Problem to work on
Your task is to transcribe all of the records exactly and leave out the pictures.

Task data
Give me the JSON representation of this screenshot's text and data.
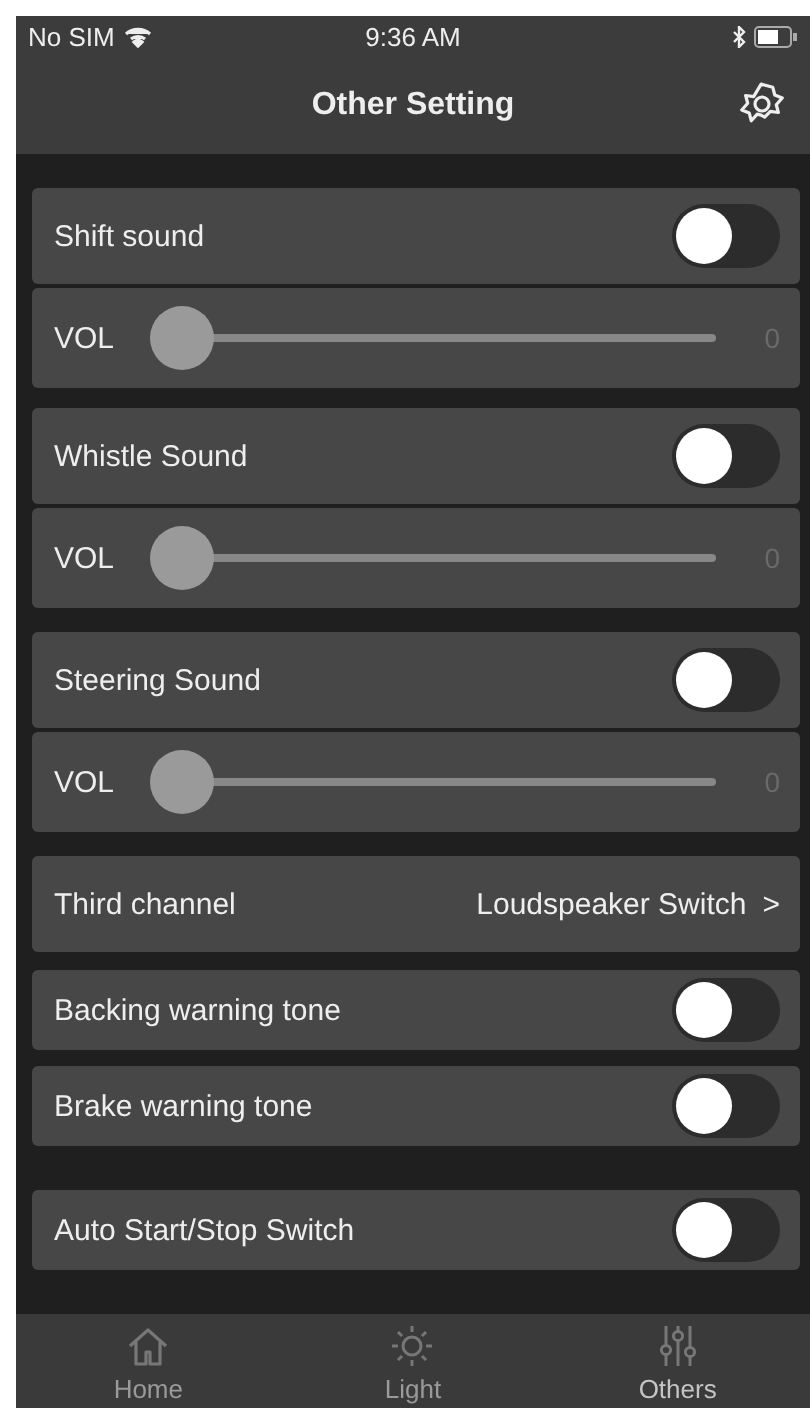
{
  "status_bar": {
    "carrier": "No SIM",
    "time": "9:36 AM"
  },
  "nav_bar": {
    "title": "Other Setting"
  },
  "groups": [
    {
      "rows": [
        {
          "kind": "toggle",
          "label": "Shift sound",
          "on": false
        },
        {
          "kind": "slider",
          "label": "VOL",
          "level": 0,
          "reading": "0"
        }
      ]
    },
    {
      "rows": [
        {
          "kind": "toggle",
          "label": "Whistle Sound",
          "on": false
        },
        {
          "kind": "slider",
          "label": "VOL",
          "level": 0,
          "reading": "0"
        }
      ]
    },
    {
      "rows": [
        {
          "kind": "toggle",
          "label": "Steering Sound",
          "on": false
        },
        {
          "kind": "slider",
          "label": "VOL",
          "level": 0,
          "reading": "0"
        }
      ]
    },
    {
      "rows": [
        {
          "kind": "link",
          "label": "Third channel",
          "value": "Loudspeaker Switch",
          "chevron": ">"
        }
      ]
    },
    {
      "rows": [
        {
          "kind": "toggle",
          "label": "Backing warning tone",
          "on": false
        }
      ]
    },
    {
      "rows": [
        {
          "kind": "toggle",
          "label": "Brake warning tone",
          "on": false
        }
      ]
    },
    {
      "rows": [
        {
          "kind": "toggle",
          "label": "Auto Start/Stop Switch",
          "on": false
        }
      ]
    }
  ],
  "tab_bar": [
    {
      "label": "Home",
      "selected": false
    },
    {
      "label": "Light",
      "selected": false
    },
    {
      "label": "Others",
      "selected": true
    }
  ]
}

Written solution
Give me the JSON representation of this screenshot's text and data.
{
  "status_bar": {
    "carrier": "No SIM",
    "time": "9:36 AM"
  },
  "nav_bar": {
    "title": "Other Setting"
  },
  "groups": [
    {
      "rows": [
        {
          "kind": "toggle",
          "label": "Shift sound",
          "on": false
        },
        {
          "kind": "slider",
          "label": "VOL",
          "level": 0,
          "reading": "0"
        }
      ]
    },
    {
      "rows": [
        {
          "kind": "toggle",
          "label": "Whistle Sound",
          "on": false
        },
        {
          "kind": "slider",
          "label": "VOL",
          "level": 0,
          "reading": "0"
        }
      ]
    },
    {
      "rows": [
        {
          "kind": "toggle",
          "label": "Steering Sound",
          "on": false
        },
        {
          "kind": "slider",
          "label": "VOL",
          "level": 0,
          "reading": "0"
        }
      ]
    },
    {
      "rows": [
        {
          "kind": "link",
          "label": "Third channel",
          "value": "Loudspeaker Switch",
          "chevron": ">"
        }
      ]
    },
    {
      "rows": [
        {
          "kind": "toggle",
          "label": "Backing warning tone",
          "on": false
        }
      ]
    },
    {
      "rows": [
        {
          "kind": "toggle",
          "label": "Brake warning tone",
          "on": false
        }
      ]
    },
    {
      "rows": [
        {
          "kind": "toggle",
          "label": "Auto Start/Stop Switch",
          "on": false
        }
      ]
    }
  ],
  "tab_bar": [
    {
      "label": "Home",
      "selected": false
    },
    {
      "label": "Light",
      "selected": false
    },
    {
      "label": "Others",
      "selected": true
    }
  ]
}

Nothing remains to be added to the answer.